Parts of the exercise.
A. Set down word for word the passage of the article on women driving and Saudi car sales below, from "Starting today (June" up to and including "East and Africa.".
B. For each statement, say yes or no according to the article on women driving and Saudi car sales below, and quote the words of the article that decide it. (i) Al Jazirah Vehicles Agencies Co is the Ford distributor in the kingdom. (ii) About 50,000 driving licences have already been issued to women. (iii) Some showrooms have designated entrances for women-only visitors.

Starting today (June 24), change is not only showing up on roads across Saudi Arabia, it is very much evident at car dealerships and showrooms. With women finally being able to get behind the wheel, Saudi Arabia is potentially looking at a 5-10 per cent additional boost in new car sales this year.
After what has been an exceptionally difficult 12 months for automotive sales, dealerships and manufacturers will be willing to take whatever gains come their way from women driving. Car showrooms are already wearing a festive look in anticipation of better numbers — for others, it’s as if this year’s Eid promotions haven’t concluded.
Al Jazirah Vehicles Agencies Co, the kingdom’s Ford distributor, has revamped its showroom along Riyadh’s Takhassosy road and “plans are underway to roll this out over the next months,” according to Crystal Worthem, marketing director at Ford Middle East and Africa.
We have seen [a] pick-up in demand from female customers since the royal decree was announced. Our focus is to deliver a stress-free ownership experience to our new Saudi female customers.”
– Crystal Worthem | Marketing director at Ford Middle East and Africa
“Our dealership facilities will evolve as our new female customer groups evolve. We have seen pick-up in demand from female customers since the royal decree was announced. Our focus is to deliver a stress-free ownership experience to our new Saudi female customers. This would encompass their experience on the showroom floor as well as the service and maintenance solutions and — most importantly — the roadside assistance features.”
The industry is leaving nothing to chance. Some showrooms have designated entrances for women-only visitors and dedicated areas for them to cast an eye over the models and make their decisions.
Industry sources, however, add an upturn in new car sales to women drivers is likely to happen gradually in the weeks ahead and then change a gear or two in the fourth quarter of 18 when new models vehicles start making an appearance.
The biggest immediate beneficiary could be in the premium and luxury category, where it is reckoned that likely buyers most likely already hold non-Saudi driving licences and would want to make their presence felt as soon as they are issued a Saudi one.
A few thousand licences have been issued to women so far, with about 50,000 plus awaiting their turn. The thinking within industry circles is that if 20-25 per cent of these drivers are induced to go in for a new car, that in itself would make for a good start.
And apart from individual buyers, there could be demand from rent-a-car operators and driving schools.
[The] sales impact will be positive — but this will be a slow change. The segment size of immediate buyers of new cars may not be huge. In the medium term, the adoption of car driving will depend on [many] factors.”
– Prashant Kolleri | Managing director for Saudi Arabia and Pakistan at Kantar Insights
Marketing consultants, however, suggest that industry players should not let their hopes get ahead of themselves.
“[The] sales impact will be positive — but this will be a slow change,” said Prashant Kolleri, managing director for Saudi Arabia and Pakistan at Kantar Insights.
“The segment size of immediate buyers of new cars may not be huge. In the medium term, the adoption of car driving will depend on [many] factors. Additionally, women’s participation in the economy through employment, entrepreneurship and them viewing car ownership as a facilitator could be an important factor.
“Given the significance of change, initiatives that support confidence building, partnering women make the right choice in terms of product functionality and image will play a big role. [A] deeper understanding of women motorists’ needs will be very important for brands to be in their choice set.”

Supplied material.
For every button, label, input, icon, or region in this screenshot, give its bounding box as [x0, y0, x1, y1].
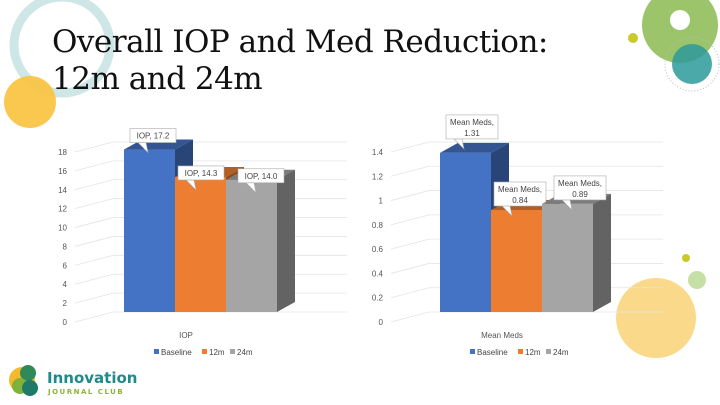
y-tick-label: 0.4 [372, 269, 384, 278]
data-label: 0.89 [572, 190, 588, 199]
gridline [74, 273, 114, 285]
white-dot-decoration [670, 10, 690, 30]
slide-title: Overall IOP and Med Reduction: 12m and 2… [52, 24, 548, 98]
small-dot-decoration [628, 33, 638, 43]
gridline [74, 254, 114, 266]
bar-24m [226, 179, 277, 312]
gridline [74, 160, 114, 172]
gridline [390, 141, 430, 153]
logo-subtitle: JOURNAL CLUB [48, 388, 125, 396]
bar-side-24m [593, 193, 611, 312]
y-tick-label: 0 [63, 318, 68, 327]
x-category-label: Mean Meds [481, 331, 523, 340]
y-tick-label: 0.6 [372, 245, 384, 254]
y-tick-label: 1.4 [372, 148, 384, 157]
data-label: Mean Meds, [558, 179, 602, 188]
small-green-dot-decoration [688, 271, 706, 289]
bar-Baseline [124, 149, 175, 312]
y-tick-label: 1 [379, 197, 384, 206]
legend-label-24m: 24m [553, 348, 569, 357]
data-label: 1.31 [464, 129, 480, 138]
bar-24m [542, 203, 593, 312]
y-tick-label: 0.2 [372, 294, 384, 303]
data-label: IOP, 14.0 [245, 172, 278, 181]
data-label-box [493, 181, 547, 207]
gridline [390, 263, 430, 274]
dotted-ring-decoration [664, 36, 720, 92]
title-line-1: Overall IOP and Med Reduction: [52, 24, 548, 60]
data-label: Mean Meds, [450, 118, 494, 127]
gridline [390, 190, 430, 201]
y-tick-label: 4 [63, 280, 68, 289]
data-label: IOP, 14.3 [185, 169, 218, 178]
bar-Baseline [440, 152, 491, 312]
gridline [390, 311, 430, 323]
y-tick-label: 10 [58, 224, 67, 233]
gridline [390, 165, 430, 177]
gridline [390, 287, 430, 299]
data-label: IOP, 17.2 [137, 132, 170, 141]
legend-label-12m: 12m [209, 348, 225, 357]
y-tick-label: 6 [63, 261, 68, 270]
y-tick-label: 8 [63, 242, 68, 251]
gridline [74, 179, 114, 191]
bar-top-Baseline [440, 142, 509, 153]
title-line-2: 12m and 24m [52, 61, 263, 97]
gridline [74, 217, 114, 228]
bar-12m [491, 210, 542, 312]
gridline [390, 214, 430, 226]
logo-name: Innovation [47, 369, 138, 387]
gridline [74, 236, 114, 247]
teal-ring-decoration [9, 0, 115, 98]
data-label-box [445, 114, 499, 140]
y-tick-label: 2 [63, 299, 68, 308]
legend-label-Baseline: Baseline [477, 348, 508, 357]
data-label-box [237, 168, 285, 184]
legend-label-Baseline: Baseline [161, 348, 192, 357]
teal-circle-decoration [672, 44, 712, 84]
legend-swatch-12m [518, 349, 523, 354]
bar-12m [175, 176, 226, 312]
pale-yellow-circle-decoration [616, 278, 696, 358]
y-tick-label: 0 [379, 318, 384, 327]
data-label: Mean Meds, [498, 185, 542, 194]
legend-swatch-Baseline [470, 349, 475, 354]
y-tick-label: 12 [58, 205, 67, 214]
small-dot-decoration [682, 254, 690, 262]
legend-swatch-12m [202, 349, 207, 354]
data-label-box [553, 175, 607, 201]
y-tick-label: 14 [58, 186, 67, 195]
yellow-circle-decoration [4, 76, 56, 128]
legend-swatch-24m [546, 349, 551, 354]
legend-label-12m: 12m [525, 348, 541, 357]
gridline [74, 198, 114, 210]
legend-label-24m: 24m [237, 348, 253, 357]
data-label-box [129, 128, 177, 143]
data-label-box [177, 165, 225, 181]
logo-icon [9, 365, 38, 396]
x-category-label: IOP [179, 331, 193, 340]
gridline [74, 311, 114, 323]
y-tick-label: 1.2 [372, 172, 384, 181]
y-tick-label: 18 [58, 148, 67, 157]
data-label: 0.84 [512, 196, 528, 205]
gridline [390, 238, 430, 250]
gridline [74, 292, 114, 304]
gridline [74, 141, 114, 153]
y-tick-label: 16 [58, 167, 67, 176]
legend-swatch-24m [230, 349, 235, 354]
y-tick-label: 0.8 [372, 221, 384, 230]
legend-swatch-Baseline [154, 349, 159, 354]
bar-side-24m [277, 169, 295, 312]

In response.
A.
Starting today (June 24), change is not only showing up on roads across Saudi Arabia, it is very much evident at car dealerships and showrooms. With women finally being able to get behind the wheel, Saudi Arabia is potentially looking at a 5-10 per cent additional boost in new car sales this year.
After what has been an exceptionally difficult 12 months for automotive sales, dealerships and manufacturers will be willing to take whatever gains come their way from women driving. Car showrooms are already wearing a festive look in anticipation of better numbers — for others, it’s as if this year’s Eid promotions haven’t concluded.
Al Jazirah Vehicles Agencies Co, the kingdom’s Ford distributor, has revamped its showroom along Riyadh’s Takhassosy road and “plans are underway to roll this out over the next months,” according to Crystal Worthem, marketing director at Ford Middle East and Africa.

B.
(i) Yes: "Al Jazirah Vehicles Agencies Co, the kingdom’s Ford distributor"
(ii) No: "A few thousand licences have been issued to women so far, with about 50,000 plus awaiting their turn."
(iii) Yes: "Some showrooms have designated entrances for women-only visitors"